In the following material, identify every line holding the string "name" and return it.

§ **Given records**:
<<<<

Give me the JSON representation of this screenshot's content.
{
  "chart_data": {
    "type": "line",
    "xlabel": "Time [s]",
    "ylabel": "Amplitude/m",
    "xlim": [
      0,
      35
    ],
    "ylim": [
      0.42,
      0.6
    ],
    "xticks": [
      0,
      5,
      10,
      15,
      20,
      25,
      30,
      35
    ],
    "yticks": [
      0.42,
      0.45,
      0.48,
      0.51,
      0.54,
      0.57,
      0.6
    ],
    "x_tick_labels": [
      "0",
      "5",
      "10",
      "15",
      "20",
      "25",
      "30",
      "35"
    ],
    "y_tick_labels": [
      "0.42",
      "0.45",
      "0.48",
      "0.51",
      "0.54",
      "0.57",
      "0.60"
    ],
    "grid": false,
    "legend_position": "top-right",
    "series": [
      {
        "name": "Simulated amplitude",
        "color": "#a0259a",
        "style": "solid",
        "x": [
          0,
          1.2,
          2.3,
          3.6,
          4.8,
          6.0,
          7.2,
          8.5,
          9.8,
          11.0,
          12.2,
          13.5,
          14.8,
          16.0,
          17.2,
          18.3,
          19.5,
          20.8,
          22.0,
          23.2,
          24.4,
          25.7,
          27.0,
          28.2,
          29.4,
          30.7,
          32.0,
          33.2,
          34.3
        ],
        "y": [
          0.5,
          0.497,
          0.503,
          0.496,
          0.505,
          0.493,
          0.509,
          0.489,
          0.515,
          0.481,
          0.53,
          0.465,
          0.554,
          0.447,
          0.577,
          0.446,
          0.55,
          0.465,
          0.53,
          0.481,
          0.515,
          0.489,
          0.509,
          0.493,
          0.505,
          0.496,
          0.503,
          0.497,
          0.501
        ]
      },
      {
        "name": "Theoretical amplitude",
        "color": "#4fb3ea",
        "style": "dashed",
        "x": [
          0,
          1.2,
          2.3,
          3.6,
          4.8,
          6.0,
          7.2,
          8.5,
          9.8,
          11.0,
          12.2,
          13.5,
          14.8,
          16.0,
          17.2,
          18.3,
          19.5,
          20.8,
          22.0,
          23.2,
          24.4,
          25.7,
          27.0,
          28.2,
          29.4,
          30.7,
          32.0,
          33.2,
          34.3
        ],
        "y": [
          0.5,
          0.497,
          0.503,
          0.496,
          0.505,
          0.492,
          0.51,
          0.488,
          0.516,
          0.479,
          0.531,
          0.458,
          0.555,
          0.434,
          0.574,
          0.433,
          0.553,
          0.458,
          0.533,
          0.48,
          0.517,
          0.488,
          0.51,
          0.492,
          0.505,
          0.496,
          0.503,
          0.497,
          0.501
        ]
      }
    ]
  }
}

>>>>

§ **Solution to the exercise**:
        "name": "Simulated amplitude",
        "name": "Theoretical amplitude",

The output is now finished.